▶ _Exercise requirements_:
List each line in which the string "Cape" appears.

* * *

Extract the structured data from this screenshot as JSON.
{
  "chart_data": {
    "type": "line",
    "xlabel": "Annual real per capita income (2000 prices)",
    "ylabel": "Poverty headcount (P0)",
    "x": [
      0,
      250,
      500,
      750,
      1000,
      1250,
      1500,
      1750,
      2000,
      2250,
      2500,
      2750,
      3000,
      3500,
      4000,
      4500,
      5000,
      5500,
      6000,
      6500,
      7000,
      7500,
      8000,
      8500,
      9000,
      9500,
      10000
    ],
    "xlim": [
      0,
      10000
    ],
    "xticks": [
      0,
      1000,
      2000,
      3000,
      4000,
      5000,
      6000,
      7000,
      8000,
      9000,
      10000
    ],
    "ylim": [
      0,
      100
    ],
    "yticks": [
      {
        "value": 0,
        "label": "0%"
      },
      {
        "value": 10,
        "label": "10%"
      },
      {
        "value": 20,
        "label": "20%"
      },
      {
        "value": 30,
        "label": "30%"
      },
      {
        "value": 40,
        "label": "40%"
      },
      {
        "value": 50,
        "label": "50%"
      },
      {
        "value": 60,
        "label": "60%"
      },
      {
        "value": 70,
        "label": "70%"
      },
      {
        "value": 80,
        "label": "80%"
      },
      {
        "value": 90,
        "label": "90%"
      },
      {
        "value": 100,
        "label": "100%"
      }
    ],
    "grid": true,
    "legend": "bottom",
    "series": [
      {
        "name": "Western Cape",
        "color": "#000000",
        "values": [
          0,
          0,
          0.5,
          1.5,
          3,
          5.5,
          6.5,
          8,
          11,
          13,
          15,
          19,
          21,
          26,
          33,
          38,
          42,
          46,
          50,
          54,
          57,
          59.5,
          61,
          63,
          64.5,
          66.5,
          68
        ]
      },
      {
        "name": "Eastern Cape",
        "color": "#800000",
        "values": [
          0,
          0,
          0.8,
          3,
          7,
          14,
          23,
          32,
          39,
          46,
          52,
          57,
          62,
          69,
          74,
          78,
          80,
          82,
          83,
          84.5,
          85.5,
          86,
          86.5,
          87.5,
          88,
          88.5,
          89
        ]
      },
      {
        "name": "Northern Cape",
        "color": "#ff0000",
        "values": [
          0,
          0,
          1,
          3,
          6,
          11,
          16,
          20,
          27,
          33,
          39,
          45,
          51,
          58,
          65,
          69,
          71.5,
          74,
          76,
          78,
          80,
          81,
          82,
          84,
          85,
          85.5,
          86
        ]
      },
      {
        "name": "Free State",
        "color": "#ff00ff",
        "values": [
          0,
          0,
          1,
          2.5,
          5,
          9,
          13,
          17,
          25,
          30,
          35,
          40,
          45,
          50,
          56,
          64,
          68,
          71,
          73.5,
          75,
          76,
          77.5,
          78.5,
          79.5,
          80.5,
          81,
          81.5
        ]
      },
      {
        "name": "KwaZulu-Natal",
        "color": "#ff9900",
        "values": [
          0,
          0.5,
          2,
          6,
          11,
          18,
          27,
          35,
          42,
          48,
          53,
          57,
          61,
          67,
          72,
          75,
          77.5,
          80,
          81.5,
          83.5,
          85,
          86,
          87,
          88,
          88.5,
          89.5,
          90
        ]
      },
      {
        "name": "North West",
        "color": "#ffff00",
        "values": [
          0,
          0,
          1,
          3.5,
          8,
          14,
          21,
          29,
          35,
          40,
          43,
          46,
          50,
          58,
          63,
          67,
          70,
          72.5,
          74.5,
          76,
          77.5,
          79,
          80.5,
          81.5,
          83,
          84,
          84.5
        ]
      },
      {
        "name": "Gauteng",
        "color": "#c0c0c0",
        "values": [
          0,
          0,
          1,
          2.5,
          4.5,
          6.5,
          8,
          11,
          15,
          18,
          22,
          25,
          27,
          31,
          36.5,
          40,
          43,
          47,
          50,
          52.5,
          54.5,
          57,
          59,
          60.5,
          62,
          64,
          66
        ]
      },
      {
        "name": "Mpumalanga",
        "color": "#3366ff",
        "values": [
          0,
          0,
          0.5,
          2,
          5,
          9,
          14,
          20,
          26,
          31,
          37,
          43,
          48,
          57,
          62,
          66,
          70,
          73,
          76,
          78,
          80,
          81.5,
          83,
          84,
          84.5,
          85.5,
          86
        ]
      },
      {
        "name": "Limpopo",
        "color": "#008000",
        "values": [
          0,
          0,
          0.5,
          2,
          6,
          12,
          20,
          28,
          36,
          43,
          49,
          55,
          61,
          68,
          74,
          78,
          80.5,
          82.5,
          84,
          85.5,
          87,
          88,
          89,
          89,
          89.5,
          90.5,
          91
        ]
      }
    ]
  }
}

* * *

▶ _Result below_:
        "name": "Western Cape",
        "name": "Eastern Cape",
        "name": "Northern Cape",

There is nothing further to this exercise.